**EXCERPTED PASSAGE**
►
Home | About | Sematext search-lucene.com search-hadoop.com
NEW: Monitor These Apps!
elasticsearch, apache solr, apache hbase, hadoop, redis, casssandra, amazon cloudwatch, mysql, memcached, apache kafka, apache zookeeper, apache storm, ubuntu, centOS, red hat, debian, puppet labs, java, senseiDB
 Search Hadoop and all its subprojects:

Switch to Plain View
MapReduce >> mail # user >> MultipleOutputs is not working properly when dfs.block.size is changed


+
Dino Kečo 2011-08-18, 08:30
+
Harsh J 2011-08-18, 10:09
Copy link to this message
-
Re: MultipleOutputs is not working properly when dfs.block.size is changed
Hi Harsh,

I am using CDH3_U0 (0.20.2 hadoop version).

I can't share my code because of company rules, but these are steps which I
perform:
CASE1:
 - Use text input format to read content from file
 - Perform record transformation in mapper
 - Write output using text output format

While running this step I am passing -Ddfs.block.size parameter using
Generic Option Parser.

In this case everything is working as expected.
◄
Collection entries:
►
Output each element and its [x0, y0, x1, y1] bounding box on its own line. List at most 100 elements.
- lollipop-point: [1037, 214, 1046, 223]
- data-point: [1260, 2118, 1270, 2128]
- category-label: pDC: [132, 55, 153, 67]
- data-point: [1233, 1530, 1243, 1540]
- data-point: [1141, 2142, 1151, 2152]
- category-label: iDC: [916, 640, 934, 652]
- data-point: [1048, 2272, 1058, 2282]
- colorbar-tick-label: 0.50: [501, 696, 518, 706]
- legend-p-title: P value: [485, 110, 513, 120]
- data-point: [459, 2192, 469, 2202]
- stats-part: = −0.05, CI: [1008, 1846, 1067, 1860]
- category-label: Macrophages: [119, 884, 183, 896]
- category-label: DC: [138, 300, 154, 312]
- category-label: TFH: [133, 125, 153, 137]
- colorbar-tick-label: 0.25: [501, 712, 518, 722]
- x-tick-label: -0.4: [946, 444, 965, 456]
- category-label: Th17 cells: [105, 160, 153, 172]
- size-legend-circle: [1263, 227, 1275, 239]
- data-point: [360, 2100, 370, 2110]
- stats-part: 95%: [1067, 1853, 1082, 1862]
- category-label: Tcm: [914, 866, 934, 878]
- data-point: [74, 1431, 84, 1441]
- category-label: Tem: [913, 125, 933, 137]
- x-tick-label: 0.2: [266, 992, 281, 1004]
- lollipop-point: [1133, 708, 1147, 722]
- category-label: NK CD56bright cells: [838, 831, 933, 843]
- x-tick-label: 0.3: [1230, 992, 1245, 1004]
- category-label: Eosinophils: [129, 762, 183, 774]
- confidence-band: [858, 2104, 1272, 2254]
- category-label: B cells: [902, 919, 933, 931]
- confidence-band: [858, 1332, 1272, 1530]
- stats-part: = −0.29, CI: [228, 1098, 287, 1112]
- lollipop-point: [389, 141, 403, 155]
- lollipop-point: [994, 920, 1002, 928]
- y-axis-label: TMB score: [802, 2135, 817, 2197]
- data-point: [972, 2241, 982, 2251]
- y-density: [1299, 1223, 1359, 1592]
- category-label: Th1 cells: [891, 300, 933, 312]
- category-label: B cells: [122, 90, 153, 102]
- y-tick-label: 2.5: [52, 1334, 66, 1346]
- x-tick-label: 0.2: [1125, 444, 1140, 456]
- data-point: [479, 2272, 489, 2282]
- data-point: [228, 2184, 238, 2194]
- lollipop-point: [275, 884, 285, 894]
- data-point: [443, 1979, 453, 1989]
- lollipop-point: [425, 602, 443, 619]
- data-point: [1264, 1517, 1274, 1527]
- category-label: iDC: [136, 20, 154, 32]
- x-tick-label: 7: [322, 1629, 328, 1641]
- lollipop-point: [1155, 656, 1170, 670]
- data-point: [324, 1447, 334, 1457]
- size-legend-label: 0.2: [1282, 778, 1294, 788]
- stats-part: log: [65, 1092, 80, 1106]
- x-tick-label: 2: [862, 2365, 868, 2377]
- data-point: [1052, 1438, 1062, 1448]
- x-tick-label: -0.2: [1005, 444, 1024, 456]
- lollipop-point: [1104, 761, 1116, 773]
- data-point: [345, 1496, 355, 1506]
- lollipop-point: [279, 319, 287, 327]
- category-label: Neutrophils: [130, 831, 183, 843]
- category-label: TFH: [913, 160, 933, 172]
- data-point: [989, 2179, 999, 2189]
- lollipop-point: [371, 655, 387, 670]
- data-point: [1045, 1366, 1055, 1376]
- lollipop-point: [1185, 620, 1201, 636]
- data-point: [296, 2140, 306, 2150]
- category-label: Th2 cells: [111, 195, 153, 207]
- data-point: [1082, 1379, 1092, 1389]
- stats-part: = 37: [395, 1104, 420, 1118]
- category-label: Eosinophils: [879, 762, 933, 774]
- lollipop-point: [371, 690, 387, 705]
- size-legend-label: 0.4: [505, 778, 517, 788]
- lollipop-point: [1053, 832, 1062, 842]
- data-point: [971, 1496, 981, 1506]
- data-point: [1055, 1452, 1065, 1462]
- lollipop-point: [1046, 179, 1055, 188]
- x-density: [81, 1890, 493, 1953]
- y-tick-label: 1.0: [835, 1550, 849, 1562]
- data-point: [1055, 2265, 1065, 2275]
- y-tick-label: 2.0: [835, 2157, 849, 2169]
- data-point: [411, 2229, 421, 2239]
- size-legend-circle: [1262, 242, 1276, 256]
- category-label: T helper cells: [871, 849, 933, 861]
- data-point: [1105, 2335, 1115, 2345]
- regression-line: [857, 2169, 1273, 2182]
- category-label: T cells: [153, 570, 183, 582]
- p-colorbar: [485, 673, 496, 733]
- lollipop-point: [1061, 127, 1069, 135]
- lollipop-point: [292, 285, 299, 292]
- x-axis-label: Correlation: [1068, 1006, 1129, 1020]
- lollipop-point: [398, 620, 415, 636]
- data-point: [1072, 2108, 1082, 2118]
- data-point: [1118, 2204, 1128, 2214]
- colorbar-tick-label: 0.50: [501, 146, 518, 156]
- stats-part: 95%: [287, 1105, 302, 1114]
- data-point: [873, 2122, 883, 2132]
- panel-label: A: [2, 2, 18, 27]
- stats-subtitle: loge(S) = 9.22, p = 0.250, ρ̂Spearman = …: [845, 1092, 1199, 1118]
◄
**TASK TO COMPLETE**
Please rewrite the Hadoop mailing-list message from "I am using CDH3_U0" up to and including "working as expected.", putting "GenericOptionsParser" in place of "Generic Option Parser".

**THE COMPLETED TASK**
I am using CDH3_U0 (0.20.2 hadoop version).

I can't share my code because of company rules, but these are steps which I
perform:
CASE1:
 - Use text input format to read content from file
 - Perform record transformation in mapper
 - Write output using text output format

While running this step I am passing -Ddfs.block.size parameter using
GenericOptionsParser.

In this case everything is working as expected.